- **Given passage**:
****
Editorial Standards
This page explains exactly how the information on Parkinsons.org is produced. We publish it because you deserve to know where our content comes from, how it is checked, and what its current limitations are — especially for a health topic where accuracy matters.
How our content is created
Each article is researched from authoritative medical literature and written in plain language for patients and caregivers. We draft content with the assistance of AI writing tools and then check it against the primary sources cited on the page. Every substantive medical statement is intended to be traceable to a source listed in that page's references. We prioritize explaining the evidence clearly over publishing quickly.
Which sources we use
We cite primary and authoritative sources, in roughly this order of preference:
- U.S. government and NIH sources — NINDS, NIA, CDC, FDA, and MedlinePlus.
- Peer-reviewed journals — for example the New England Journal of Medicine, The Lancet and Lancet Neurology, JAMA Neurology, Movement Disorders, and Brain.
- Cochrane systematic reviews for questions of treatment effectiveness.
- Academic medical centers such as Mayo Clinic, Cleveland Clinic, and Johns Hopkins.
- Established nonprofit medical organizations, including the Parkinson's Foundation, the Michael J. Fox Foundation, and the International Parkinson and Movement Disorder Society.
We do not cite other consumer-health publishers as authorities; where they summarize research, we link the underlying study or guideline instead. Wherever possible we link to a stable identifier (a DOI or a PubMed record) so the source remains reachable over time.
How we check accuracy
Before publishing, we verify key facts against their original sources: prevalence and incidence figures against published epidemiology, drug information against FDA-approved prescribing information, and treatment guidance against current clinical guidelines from bodies such as the American Academy of Neurology and the Movement Disorder Society. When sources disagree or the evidence is preliminary, we say so plainly rather than overstate certainty.
What we do not yet do
Our content is not yet reviewed by a licensed physician. We are transparent about this rather than displaying “medically reviewed” badges we have not earned. We are working to form a Medical Advisory Board of movement-disorder specialists; when reviewers are in place, we will name them, with their verifiable credentials, on the pages they review. Until then, please treat this site as educational information to discuss with your own healthcare team — see our medical disclaimer.
Keeping content current
Parkinson's research moves quickly. We review articles on a recurring schedule and update them sooner when there is a material change — an FDA approval or safety warning, major trial results, or a new clinical guideline. Each article shows the date it was last updated.
Independence and funding
We carry no pharmaceutical advertising, accept no undisclosed sponsorships, and publish no supplement affiliate links inside our medical content. No company or organization pays to influence what we write.
Corrections
If you spot an error, tell us on our contact page and we will investigate promptly. When we correct a substantive factual error, we record it on our corrections page.
****
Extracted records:
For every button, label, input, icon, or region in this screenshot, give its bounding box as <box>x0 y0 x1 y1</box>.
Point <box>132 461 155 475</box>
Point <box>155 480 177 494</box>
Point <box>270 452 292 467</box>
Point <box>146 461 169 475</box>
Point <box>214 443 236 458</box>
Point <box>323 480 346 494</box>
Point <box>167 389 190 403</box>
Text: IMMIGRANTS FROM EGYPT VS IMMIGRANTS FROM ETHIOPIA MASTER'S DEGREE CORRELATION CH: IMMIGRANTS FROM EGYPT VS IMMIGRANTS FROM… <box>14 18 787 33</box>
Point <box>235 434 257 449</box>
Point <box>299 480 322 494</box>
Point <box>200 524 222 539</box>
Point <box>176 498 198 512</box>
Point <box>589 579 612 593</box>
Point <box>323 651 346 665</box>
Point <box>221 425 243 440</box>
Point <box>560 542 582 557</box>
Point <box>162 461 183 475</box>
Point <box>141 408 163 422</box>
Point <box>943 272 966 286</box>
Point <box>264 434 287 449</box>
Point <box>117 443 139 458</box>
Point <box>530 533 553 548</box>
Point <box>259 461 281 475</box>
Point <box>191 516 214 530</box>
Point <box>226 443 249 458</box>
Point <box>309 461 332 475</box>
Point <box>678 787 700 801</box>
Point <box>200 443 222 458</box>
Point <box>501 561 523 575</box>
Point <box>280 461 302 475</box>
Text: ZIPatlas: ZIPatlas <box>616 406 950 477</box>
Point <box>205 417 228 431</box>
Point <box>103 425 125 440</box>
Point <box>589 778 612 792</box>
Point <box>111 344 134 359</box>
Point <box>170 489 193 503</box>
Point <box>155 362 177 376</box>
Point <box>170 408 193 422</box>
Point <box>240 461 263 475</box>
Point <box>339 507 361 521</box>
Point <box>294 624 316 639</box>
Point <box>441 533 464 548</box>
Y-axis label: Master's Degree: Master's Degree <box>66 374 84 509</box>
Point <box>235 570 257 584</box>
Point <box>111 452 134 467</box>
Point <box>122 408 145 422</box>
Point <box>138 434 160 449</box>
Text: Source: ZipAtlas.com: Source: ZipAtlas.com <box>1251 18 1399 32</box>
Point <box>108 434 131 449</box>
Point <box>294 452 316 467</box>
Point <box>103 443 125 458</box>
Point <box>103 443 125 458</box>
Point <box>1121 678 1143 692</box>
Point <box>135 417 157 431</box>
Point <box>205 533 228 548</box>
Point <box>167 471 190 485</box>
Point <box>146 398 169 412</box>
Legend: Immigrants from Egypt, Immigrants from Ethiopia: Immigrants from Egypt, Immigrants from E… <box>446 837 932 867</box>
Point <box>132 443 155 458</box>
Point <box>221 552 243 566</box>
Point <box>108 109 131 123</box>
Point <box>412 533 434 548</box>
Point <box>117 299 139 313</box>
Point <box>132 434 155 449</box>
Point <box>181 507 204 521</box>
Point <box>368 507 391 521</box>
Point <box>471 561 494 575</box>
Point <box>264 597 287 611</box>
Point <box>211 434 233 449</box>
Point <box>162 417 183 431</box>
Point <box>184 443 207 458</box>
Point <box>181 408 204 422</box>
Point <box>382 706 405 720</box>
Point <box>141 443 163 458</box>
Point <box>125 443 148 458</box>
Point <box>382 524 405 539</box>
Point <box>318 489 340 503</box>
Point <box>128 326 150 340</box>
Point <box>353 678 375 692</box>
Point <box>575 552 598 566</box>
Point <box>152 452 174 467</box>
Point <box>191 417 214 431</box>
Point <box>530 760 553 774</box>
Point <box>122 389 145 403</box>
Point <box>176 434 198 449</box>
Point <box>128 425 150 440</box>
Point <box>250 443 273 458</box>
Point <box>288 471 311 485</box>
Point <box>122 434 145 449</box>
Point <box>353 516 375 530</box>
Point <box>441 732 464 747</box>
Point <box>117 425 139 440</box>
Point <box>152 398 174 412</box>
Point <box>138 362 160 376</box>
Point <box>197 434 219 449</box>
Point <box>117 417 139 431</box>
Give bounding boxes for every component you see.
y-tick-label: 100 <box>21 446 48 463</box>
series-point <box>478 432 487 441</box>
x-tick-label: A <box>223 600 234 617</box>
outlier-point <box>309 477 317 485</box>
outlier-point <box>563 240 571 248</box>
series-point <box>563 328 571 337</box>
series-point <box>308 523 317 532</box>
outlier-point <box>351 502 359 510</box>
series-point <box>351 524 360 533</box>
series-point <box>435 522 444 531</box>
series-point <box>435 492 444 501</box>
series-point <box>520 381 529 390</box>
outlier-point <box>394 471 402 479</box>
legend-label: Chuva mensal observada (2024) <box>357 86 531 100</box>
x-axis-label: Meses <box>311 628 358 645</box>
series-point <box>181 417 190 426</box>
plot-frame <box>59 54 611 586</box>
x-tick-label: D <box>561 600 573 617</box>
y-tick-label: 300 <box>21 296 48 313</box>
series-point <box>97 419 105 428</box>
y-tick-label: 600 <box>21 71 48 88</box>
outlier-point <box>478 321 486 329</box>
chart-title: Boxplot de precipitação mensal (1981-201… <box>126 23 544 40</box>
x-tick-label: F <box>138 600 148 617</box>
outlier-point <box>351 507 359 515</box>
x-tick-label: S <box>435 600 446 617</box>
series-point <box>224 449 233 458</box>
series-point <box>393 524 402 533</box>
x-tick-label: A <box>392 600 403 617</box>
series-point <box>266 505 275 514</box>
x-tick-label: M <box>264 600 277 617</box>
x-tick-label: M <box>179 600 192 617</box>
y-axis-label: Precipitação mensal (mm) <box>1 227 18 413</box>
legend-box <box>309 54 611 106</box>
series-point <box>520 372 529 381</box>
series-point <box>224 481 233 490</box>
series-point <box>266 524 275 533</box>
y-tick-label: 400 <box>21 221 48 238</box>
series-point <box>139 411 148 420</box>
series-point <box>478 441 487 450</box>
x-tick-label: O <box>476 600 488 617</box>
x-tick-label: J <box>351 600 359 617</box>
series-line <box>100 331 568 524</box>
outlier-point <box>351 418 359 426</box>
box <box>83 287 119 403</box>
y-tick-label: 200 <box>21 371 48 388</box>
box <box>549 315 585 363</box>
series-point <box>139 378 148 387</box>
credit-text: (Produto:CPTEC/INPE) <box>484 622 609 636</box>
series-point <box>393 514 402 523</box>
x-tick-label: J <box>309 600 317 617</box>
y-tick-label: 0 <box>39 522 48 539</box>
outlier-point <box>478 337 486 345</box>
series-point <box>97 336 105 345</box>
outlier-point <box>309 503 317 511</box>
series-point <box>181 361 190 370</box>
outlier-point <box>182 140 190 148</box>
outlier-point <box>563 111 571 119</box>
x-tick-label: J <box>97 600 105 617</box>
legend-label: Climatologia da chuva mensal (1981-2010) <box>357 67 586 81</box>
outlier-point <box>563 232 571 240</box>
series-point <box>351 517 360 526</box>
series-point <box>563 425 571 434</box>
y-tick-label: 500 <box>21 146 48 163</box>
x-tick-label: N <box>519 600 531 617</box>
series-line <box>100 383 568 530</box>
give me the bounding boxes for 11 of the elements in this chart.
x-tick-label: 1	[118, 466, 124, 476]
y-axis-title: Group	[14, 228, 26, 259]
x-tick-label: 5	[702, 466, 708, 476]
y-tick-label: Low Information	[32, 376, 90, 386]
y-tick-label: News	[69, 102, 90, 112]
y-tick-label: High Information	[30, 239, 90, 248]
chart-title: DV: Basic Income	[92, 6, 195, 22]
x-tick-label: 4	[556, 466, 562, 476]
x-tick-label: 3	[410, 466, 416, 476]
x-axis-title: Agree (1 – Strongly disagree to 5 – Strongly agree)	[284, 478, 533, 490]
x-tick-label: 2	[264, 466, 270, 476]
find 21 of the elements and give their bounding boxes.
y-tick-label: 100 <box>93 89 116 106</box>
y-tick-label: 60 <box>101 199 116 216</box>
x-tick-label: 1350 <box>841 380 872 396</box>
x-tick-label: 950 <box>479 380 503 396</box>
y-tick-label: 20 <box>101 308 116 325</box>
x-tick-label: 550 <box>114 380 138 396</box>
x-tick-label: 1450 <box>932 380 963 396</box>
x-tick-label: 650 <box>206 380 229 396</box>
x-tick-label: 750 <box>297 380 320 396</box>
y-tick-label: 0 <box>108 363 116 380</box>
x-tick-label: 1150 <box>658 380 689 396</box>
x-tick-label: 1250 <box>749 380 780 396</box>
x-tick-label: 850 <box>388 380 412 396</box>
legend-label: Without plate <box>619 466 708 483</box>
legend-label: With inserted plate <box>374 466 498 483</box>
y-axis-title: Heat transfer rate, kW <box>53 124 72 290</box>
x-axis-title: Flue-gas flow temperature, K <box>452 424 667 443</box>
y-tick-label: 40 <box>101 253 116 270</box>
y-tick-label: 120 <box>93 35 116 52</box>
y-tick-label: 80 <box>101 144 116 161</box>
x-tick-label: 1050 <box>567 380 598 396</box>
****
- **Problem to work on**: Which peer-reviewed journals does the editorial standards page name as examples of sources it cites? List each one.

- **Answer space**:
- New England Journal of Medicine
- The Lancet
- Lancet Neurology
- JAMA Neurology
- Movement Disorders
- Brain